(Text der Seite):
§
# taz.de -- Der Nahost-Konflikt belastet Beziehungen: Mein Freund Nasser und die Juden
       
       > Unser Autor war entsetzt, als sein Studienfreund sagte, er träume davon,
       > dass Israels Juden im Meer ersaufen. Heute muss er oft an ihn denken.
       
 (IMG) Bild: In der Berliner Humboldt-Universität trafen sich unser Autor und sein Freund Nasser zum ersten Mal
       
       Wie ich ihn kennengelernt habe, weiß ich nicht mehr genau. Wahrscheinlich
       war es in einem Pädagogik-Seminar an der Humboldt-Universität in Berlin.
       Wir hatten beide mit Sprachproblemen zu kämpfen. Ich war gerade aus
       [1][Bayern] nach Berlin gezogen und wunderte mich immer, dass die anderen
       Kursteilnehmer lachen mussten, wenn ich etwas gesagt habe. Und Nasser tat
       sich sowieso schwer mit der deutschen Sprache. Er kam aus Jordanien, wie er
       mir erzählte, und lebte seit einem Jahr in Berlin.
       
       Nasser wurde so etwas wie mein erster Männerfreund in Berlin. Er war der
       erste Mann, mit dem ich mich intensiv über [2][Körperpflege] ausgetauscht
       habe. Aber nicht nur deshalb muss er mich für einen ziemlich ungepflegten
       Gesellen gehalten haben. Ob ich nicht wüsste, wo es in Berlin ein Dampfbad
       für Männer gebe, in dem man sich massieren lassen könne, hat er mich einmal
       gefragt. Wusste ich nicht.
§
(Angezeigte Daten):
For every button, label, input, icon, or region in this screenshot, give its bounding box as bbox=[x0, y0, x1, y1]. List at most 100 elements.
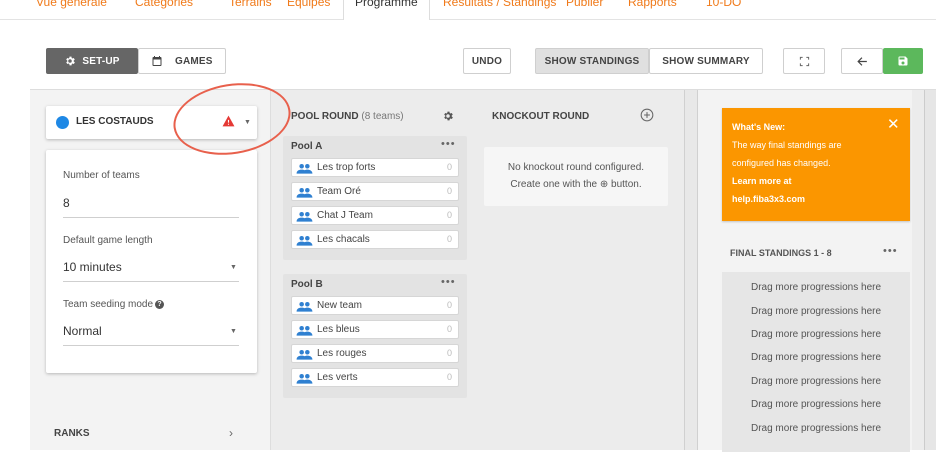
§
(Aufträge):
(a) Ersetze „Dampfbad“ durch „Badehaus“ und gib dabei die Passage aus dem Artikel über Nasser wieder, die mit „Nasser wurde so“ beginnt und nach „Wusste ich nicht.“ endet.
(b) Schreib den Artikel über Nasser ab der Stelle weiter, an der er aufhört.
Die Daten haben mit dem Artikel nichts zu tun.

(Ergebnisse je Auftrag):
(a)
Nasser wurde so etwas wie mein erster Männerfreund in Berlin. Er war der
       erste Mann, mit dem ich mich intensiv über [2][Körperpflege] ausgetauscht
       habe. Aber nicht nur deshalb muss er mich für einen ziemlich ungepflegten
       Gesellen gehalten haben. Ob ich nicht wüsste, wo es in Berlin ein Badehaus
       für Männer gebe, in dem man sich massieren lassen könne, hat er mich einmal
       gefragt. Wusste ich nicht.

(b)
       
       Ob ich denn niemanden hätte, der mir die Pickel auf dem Rücken ausdrücken
       würde. Das sei mal wieder bitter nötig, meinte er. Nein, ich hatte
       niemanden, der mir die Pickel auf dem Rücken ausgedrückt hat. Und deine
       Frau, fragt er, ob die das nicht ekelig finde. Darüber hatte ich mir noch
       nie Gedanken gemacht. Ich hatte mir überhaupt noch nie Gedanken darüber
       gemacht, ob ich vielleicht Pickel am Rücken habe. Immerhin hat mir Nasser
       dann einen Friseur empfohlen, der jedes unerwünschte Haar aus dem Gesicht
       zu entfernen weiß und auch ganz passabel Haare schneiden kann. Ich gehe bis
       heute zu diesem Friseur und lasse mich da auch rasieren.
       
       ## Alles nicht mehr normal
       
       Ja, er war ein feiner junger Mann, dieser Nasser. Natürlich drehten sich
       unsere ersten Gespräche auch um Fußball. Es war eben eine
       Männerfreundschaft. Er wäre gerne mal zu einem Spiel des FC Bayern München
       gegangen. Als ich ihn nach dem Leistungsstand der jordanischen
       Fußballnationalmannschaft gefragt habe, musste er lachen. In irgendeiner
       frühen Runde der WM-Qualifikation hatte Jordanien gerade gegen Vietnam
       verloren. Vietnam!
       
       Auch über Frauen haben wir geredet. Er jedenfalls. Bei mir sei das ja kein
       Thema, meinte er, ich hätte ja schon eine Frau und ein Kind noch dazu. Für
       ihn aber sei das wichtig. Nach dem Winter, wenn es wärmer wurde in der
       Stadt, begann er zu leiden. So kurze Röcke, fragte er, warum die Frauen
       hier so kurze Röcke tragen würden. Ihn mache das fertig. Er wisse gar nicht
       mehr, wo er hinschauen solle, schließlich wolle er sich nicht versündigen.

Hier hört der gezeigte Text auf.